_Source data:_
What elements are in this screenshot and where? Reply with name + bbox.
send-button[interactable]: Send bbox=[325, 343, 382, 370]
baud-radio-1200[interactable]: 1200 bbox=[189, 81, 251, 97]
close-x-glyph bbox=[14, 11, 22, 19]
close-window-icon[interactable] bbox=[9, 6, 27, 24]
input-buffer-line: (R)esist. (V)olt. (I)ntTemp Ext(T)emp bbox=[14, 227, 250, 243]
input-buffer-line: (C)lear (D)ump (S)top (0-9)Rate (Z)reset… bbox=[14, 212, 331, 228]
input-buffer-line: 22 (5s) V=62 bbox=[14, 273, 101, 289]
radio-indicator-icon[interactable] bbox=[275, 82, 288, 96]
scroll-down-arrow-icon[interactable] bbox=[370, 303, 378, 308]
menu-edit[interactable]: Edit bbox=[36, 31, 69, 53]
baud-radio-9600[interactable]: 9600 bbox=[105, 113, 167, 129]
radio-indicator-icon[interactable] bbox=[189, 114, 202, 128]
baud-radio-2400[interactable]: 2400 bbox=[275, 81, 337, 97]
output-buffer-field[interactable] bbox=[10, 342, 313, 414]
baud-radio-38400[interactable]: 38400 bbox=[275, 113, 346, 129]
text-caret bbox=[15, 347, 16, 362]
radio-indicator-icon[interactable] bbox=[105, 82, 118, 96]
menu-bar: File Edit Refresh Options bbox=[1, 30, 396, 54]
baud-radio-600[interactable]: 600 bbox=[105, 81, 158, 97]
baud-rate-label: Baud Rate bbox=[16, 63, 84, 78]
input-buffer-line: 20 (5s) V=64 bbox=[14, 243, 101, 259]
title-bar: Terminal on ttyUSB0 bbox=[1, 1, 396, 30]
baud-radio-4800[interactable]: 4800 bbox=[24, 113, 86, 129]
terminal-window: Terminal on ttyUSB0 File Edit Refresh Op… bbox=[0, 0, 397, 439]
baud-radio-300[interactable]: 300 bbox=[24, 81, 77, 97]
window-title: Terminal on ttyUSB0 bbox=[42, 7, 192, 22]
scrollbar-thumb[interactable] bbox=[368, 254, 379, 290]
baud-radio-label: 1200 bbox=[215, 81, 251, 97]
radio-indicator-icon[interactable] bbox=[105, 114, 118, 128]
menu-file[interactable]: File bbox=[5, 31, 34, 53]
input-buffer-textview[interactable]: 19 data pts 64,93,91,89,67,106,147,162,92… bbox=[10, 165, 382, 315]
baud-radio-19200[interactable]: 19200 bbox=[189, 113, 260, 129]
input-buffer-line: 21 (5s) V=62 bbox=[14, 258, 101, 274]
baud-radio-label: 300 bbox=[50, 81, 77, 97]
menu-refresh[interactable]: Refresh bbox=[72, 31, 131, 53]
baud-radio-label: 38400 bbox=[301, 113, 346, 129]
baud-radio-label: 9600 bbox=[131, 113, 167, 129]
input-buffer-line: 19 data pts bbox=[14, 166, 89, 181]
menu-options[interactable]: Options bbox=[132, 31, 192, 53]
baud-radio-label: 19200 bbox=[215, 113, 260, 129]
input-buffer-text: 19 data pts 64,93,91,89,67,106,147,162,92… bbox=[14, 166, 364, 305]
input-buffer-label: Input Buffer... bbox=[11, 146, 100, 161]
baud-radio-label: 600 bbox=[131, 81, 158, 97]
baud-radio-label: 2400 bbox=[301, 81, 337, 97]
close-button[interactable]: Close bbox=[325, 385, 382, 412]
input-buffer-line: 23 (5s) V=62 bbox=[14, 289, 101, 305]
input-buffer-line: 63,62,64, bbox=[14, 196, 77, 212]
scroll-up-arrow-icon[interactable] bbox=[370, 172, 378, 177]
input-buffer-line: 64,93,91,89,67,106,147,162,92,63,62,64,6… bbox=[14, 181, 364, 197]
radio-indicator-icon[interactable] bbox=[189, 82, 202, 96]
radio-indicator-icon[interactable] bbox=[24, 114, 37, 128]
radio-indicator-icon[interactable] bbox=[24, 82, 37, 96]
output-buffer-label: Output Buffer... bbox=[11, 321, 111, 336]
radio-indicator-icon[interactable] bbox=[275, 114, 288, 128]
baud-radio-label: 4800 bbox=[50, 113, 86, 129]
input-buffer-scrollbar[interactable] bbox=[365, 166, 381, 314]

_Job:_ Copy all of the data above word for word, keeping every line in its original order.

_Written answer:_
What elements are in this screenshot and where? Reply with name + bbox.
send-button[interactable]: Send bbox=[325, 343, 382, 370]
baud-radio-1200[interactable]: 1200 bbox=[189, 81, 251, 97]
close-x-glyph bbox=[14, 11, 22, 19]
close-window-icon[interactable] bbox=[9, 6, 27, 24]
input-buffer-line: (R)esist. (V)olt. (I)ntTemp Ext(T)emp bbox=[14, 227, 250, 243]
input-buffer-line: (C)lear (D)ump (S)top (0-9)Rate (Z)reset… bbox=[14, 212, 331, 228]
input-buffer-line: 22 (5s) V=62 bbox=[14, 273, 101, 289]
radio-indicator-icon[interactable] bbox=[275, 82, 288, 96]
scroll-down-arrow-icon[interactable] bbox=[370, 303, 378, 308]
menu-edit[interactable]: Edit bbox=[36, 31, 69, 53]
baud-radio-9600[interactable]: 9600 bbox=[105, 113, 167, 129]
radio-indicator-icon[interactable] bbox=[189, 114, 202, 128]
baud-radio-2400[interactable]: 2400 bbox=[275, 81, 337, 97]
output-buffer-field[interactable] bbox=[10, 342, 313, 414]
baud-radio-38400[interactable]: 38400 bbox=[275, 113, 346, 129]
text-caret bbox=[15, 347, 16, 362]
radio-indicator-icon[interactable] bbox=[105, 82, 118, 96]
menu-bar: File Edit Refresh Options bbox=[1, 30, 396, 54]
baud-radio-600[interactable]: 600 bbox=[105, 81, 158, 97]
baud-rate-label: Baud Rate bbox=[16, 63, 84, 78]
input-buffer-line: 20 (5s) V=64 bbox=[14, 243, 101, 259]
title-bar: Terminal on ttyUSB0 bbox=[1, 1, 396, 30]
baud-radio-4800[interactable]: 4800 bbox=[24, 113, 86, 129]
terminal-window: Terminal on ttyUSB0 File Edit Refresh Op… bbox=[0, 0, 397, 439]
baud-radio-300[interactable]: 300 bbox=[24, 81, 77, 97]
window-title: Terminal on ttyUSB0 bbox=[42, 7, 192, 22]
scrollbar-thumb[interactable] bbox=[368, 254, 379, 290]
baud-radio-label: 1200 bbox=[215, 81, 251, 97]
radio-indicator-icon[interactable] bbox=[105, 114, 118, 128]
menu-file[interactable]: File bbox=[5, 31, 34, 53]
input-buffer-textview[interactable]: 19 data pts 64,93,91,89,67,106,147,162,92… bbox=[10, 165, 382, 315]
baud-radio-19200[interactable]: 19200 bbox=[189, 113, 260, 129]
input-buffer-line: 21 (5s) V=62 bbox=[14, 258, 101, 274]
baud-radio-label: 300 bbox=[50, 81, 77, 97]
menu-refresh[interactable]: Refresh bbox=[72, 31, 131, 53]
baud-radio-label: 38400 bbox=[301, 113, 346, 129]
baud-radio-label: 9600 bbox=[131, 113, 167, 129]
input-buffer-line: 19 data pts bbox=[14, 166, 89, 181]
menu-options[interactable]: Options bbox=[132, 31, 192, 53]
baud-radio-label: 19200 bbox=[215, 113, 260, 129]
input-buffer-text: 19 data pts 64,93,91,89,67,106,147,162,92… bbox=[14, 166, 364, 305]
input-buffer-label: Input Buffer... bbox=[11, 146, 100, 161]
baud-radio-label: 600 bbox=[131, 81, 158, 97]
baud-radio-label: 2400 bbox=[301, 81, 337, 97]
close-button[interactable]: Close bbox=[325, 385, 382, 412]
input-buffer-line: 23 (5s) V=62 bbox=[14, 289, 101, 305]
input-buffer-line: 63,62,64, bbox=[14, 196, 77, 212]
scroll-up-arrow-icon[interactable] bbox=[370, 172, 378, 177]
input-buffer-line: 64,93,91,89,67,106,147,162,92,63,62,64,6… bbox=[14, 181, 364, 197]
radio-indicator-icon[interactable] bbox=[189, 82, 202, 96]
radio-indicator-icon[interactable] bbox=[24, 114, 37, 128]
radio-indicator-icon[interactable] bbox=[24, 82, 37, 96]
output-buffer-label: Output Buffer... bbox=[11, 321, 111, 336]
radio-indicator-icon[interactable] bbox=[275, 114, 288, 128]
baud-radio-label: 4800 bbox=[50, 113, 86, 129]
input-buffer-scrollbar[interactable] bbox=[365, 166, 381, 314]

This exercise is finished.